Exercise description -> Review the listing and copy each line that holds the word "username".

Records to process ->
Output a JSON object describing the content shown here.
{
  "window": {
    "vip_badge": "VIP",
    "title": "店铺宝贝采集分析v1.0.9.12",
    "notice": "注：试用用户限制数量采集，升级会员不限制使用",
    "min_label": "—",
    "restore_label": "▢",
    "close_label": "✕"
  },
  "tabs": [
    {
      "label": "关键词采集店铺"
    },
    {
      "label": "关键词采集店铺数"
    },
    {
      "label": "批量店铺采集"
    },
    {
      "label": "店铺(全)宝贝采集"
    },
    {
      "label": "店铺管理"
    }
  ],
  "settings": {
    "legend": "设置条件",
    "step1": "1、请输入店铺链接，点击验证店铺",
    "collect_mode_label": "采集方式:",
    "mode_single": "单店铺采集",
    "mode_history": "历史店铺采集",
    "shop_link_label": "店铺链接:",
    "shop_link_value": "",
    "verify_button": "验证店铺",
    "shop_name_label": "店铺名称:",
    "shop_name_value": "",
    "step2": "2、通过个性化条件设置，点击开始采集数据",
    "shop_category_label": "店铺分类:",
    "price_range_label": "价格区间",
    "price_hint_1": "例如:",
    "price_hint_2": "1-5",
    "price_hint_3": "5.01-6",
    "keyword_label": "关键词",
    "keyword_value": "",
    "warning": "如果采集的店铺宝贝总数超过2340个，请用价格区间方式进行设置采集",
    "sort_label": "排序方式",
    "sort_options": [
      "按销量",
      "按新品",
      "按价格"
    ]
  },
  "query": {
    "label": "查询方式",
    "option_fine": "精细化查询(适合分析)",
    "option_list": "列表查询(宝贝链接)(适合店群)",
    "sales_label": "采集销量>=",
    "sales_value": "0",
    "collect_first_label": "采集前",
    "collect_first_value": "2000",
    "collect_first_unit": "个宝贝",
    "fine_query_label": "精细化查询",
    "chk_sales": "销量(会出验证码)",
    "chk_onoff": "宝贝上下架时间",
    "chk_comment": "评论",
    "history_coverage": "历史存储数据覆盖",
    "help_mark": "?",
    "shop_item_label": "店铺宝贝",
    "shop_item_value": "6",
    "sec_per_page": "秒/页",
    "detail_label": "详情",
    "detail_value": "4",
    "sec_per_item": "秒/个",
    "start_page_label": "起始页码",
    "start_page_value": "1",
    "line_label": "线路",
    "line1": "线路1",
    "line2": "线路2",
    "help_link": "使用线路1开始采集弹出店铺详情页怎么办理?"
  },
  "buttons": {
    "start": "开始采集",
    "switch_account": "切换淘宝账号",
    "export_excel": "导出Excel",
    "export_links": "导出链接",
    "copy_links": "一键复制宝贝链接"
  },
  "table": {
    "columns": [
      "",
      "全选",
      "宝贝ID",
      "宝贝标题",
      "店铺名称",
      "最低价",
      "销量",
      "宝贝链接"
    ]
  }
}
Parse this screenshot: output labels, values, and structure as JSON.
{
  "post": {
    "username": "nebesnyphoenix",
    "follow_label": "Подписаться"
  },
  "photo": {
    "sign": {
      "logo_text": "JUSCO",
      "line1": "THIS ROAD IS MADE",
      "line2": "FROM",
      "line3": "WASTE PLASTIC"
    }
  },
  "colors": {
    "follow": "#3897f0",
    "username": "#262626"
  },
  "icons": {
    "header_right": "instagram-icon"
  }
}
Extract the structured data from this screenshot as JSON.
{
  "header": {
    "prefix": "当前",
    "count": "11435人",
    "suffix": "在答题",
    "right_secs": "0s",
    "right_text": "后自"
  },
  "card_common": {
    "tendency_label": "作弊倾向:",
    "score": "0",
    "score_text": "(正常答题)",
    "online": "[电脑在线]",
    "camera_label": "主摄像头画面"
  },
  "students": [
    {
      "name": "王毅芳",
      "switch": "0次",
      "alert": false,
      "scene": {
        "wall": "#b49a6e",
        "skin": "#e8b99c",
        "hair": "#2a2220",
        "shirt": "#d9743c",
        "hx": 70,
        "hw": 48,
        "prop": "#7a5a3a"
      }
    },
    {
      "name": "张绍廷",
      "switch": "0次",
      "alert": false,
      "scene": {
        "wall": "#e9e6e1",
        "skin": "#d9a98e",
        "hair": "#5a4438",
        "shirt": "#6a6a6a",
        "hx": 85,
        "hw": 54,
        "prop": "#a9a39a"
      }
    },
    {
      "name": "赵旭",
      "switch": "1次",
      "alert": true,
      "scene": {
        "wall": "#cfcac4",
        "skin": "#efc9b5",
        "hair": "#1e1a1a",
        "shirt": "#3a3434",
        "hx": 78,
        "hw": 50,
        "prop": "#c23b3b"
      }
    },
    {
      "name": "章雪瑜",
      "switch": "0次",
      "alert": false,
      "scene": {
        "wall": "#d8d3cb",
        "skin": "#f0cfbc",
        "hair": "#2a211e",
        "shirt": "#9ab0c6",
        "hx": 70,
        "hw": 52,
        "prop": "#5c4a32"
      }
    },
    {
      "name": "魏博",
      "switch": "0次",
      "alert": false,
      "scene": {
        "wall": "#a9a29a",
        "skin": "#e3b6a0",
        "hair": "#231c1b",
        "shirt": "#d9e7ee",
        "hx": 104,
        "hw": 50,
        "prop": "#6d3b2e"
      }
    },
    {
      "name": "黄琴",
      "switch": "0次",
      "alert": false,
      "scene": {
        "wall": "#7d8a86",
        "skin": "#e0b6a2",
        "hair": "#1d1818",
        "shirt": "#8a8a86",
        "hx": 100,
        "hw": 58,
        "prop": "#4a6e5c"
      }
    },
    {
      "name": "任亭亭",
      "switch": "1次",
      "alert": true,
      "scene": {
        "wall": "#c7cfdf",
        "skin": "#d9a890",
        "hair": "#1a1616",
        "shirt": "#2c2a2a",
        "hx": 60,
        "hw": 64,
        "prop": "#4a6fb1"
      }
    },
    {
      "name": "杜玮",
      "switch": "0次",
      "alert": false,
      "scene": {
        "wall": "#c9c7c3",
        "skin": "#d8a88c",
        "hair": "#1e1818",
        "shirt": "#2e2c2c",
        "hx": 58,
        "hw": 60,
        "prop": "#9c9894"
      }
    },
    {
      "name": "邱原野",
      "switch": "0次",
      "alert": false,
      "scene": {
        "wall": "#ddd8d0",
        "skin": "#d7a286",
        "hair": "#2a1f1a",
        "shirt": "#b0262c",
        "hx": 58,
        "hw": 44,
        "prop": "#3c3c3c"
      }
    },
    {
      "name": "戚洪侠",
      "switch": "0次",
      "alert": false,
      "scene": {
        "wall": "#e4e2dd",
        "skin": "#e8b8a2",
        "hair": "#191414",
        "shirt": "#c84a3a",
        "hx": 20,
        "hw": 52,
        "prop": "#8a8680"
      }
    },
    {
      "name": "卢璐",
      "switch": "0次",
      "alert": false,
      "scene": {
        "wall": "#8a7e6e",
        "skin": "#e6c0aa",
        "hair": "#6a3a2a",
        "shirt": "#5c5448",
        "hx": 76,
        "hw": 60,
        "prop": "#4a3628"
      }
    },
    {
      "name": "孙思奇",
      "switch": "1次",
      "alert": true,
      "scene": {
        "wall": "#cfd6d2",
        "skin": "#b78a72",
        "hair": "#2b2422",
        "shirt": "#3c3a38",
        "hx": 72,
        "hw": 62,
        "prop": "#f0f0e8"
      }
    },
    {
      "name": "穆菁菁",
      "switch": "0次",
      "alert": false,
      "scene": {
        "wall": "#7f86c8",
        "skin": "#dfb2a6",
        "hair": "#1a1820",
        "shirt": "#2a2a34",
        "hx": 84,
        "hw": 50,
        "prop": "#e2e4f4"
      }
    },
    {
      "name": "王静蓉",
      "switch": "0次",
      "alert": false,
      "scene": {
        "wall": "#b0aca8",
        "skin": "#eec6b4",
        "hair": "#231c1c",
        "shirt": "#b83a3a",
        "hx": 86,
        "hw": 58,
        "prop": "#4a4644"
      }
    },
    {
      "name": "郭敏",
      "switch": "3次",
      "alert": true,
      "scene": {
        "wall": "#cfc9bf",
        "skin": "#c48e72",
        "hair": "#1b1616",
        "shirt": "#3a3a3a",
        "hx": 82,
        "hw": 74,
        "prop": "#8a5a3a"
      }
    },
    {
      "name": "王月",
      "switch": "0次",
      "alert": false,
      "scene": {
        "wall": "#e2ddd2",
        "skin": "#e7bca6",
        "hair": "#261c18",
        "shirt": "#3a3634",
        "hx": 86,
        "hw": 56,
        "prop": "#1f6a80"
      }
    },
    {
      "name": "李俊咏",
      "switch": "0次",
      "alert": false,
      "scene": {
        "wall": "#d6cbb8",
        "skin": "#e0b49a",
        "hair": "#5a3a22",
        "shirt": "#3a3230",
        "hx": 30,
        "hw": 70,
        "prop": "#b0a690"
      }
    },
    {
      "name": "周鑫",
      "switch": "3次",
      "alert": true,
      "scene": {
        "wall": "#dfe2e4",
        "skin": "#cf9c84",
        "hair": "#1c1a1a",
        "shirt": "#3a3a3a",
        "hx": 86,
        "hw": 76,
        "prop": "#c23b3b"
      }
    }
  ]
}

The reply ->
    "username": "nebesnyphoenix",
    "username": "#262626"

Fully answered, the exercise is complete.